## Description of the task
Locate and copy all lines bearing the word "vermeiden".

## Record list
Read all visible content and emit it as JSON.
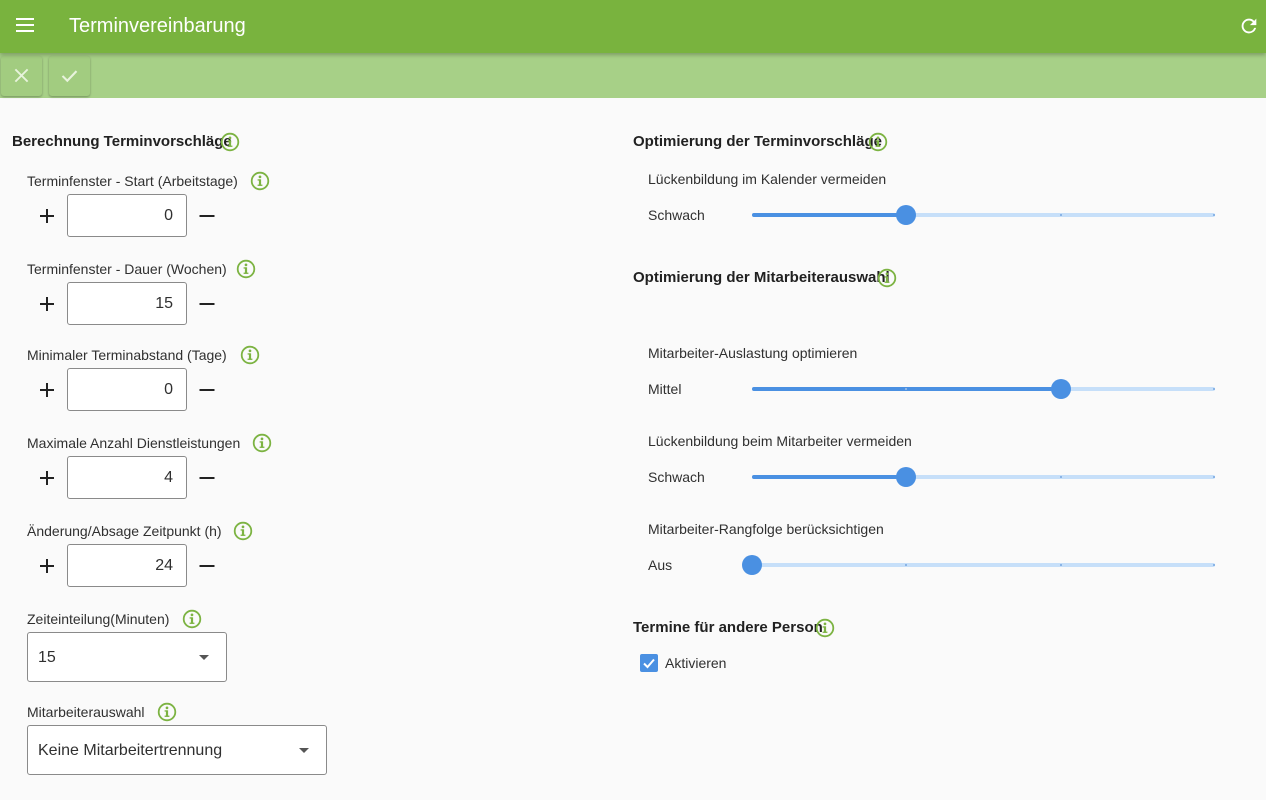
{
  "app": {
    "title": "Terminvereinbarung"
  },
  "left": {
    "title": "Berechnung Terminvorschläge",
    "fields": [
      {
        "label": "Terminfenster - Start (Arbeitstage)",
        "value": "0"
      },
      {
        "label": "Terminfenster - Dauer (Wochen)",
        "value": "15"
      },
      {
        "label": "Minimaler Terminabstand (Tage)",
        "value": "0"
      },
      {
        "label": "Maximale Anzahl Dienstleistungen",
        "value": "4"
      },
      {
        "label": "Änderung/Absage Zeitpunkt (h)",
        "value": "24"
      }
    ],
    "zeiteinteilung": {
      "label": "Zeiteinteilung(Minuten)",
      "value": "15"
    },
    "mitarbeiterauswahl": {
      "label": "Mitarbeiterauswahl",
      "value": "Keine Mitarbeitertrennung"
    }
  },
  "right": {
    "opt_termin": {
      "title": "Optimierung der Terminvorschläge",
      "sliders": [
        {
          "label": "Lückenbildung im Kalender vermeiden",
          "level": "Schwach",
          "value": 1,
          "max": 3
        }
      ]
    },
    "opt_mitarbeiter": {
      "title": "Optimierung der Mitarbeiterauswahl",
      "sliders": [
        {
          "label": "Mitarbeiter-Auslastung optimieren",
          "level": "Mittel",
          "value": 2,
          "max": 3
        },
        {
          "label": "Lückenbildung beim Mitarbeiter vermeiden",
          "level": "Schwach",
          "value": 1,
          "max": 3
        },
        {
          "label": "Mitarbeiter-Rangfolge berücksichtigen",
          "level": "Aus",
          "value": 0,
          "max": 3
        }
      ]
    },
    "andere_person": {
      "title": "Termine für andere Person",
      "checkbox_label": "Aktivieren",
      "checked": true
    }
  },
  "colors": {
    "appbar": "#79b33e",
    "toolbar": "#a7d087",
    "info_icon": "#7cb342",
    "slider": "#4a90e2",
    "slider_rail": "#c6dff9"
  }
}
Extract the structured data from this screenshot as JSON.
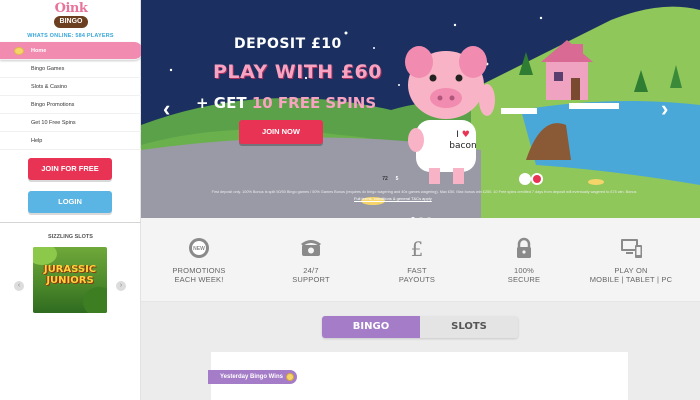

## Complete answer
          "label": "Lückenbildung im Kalender vermeiden",
          "label": "Lückenbildung beim Mitarbeiter vermeiden",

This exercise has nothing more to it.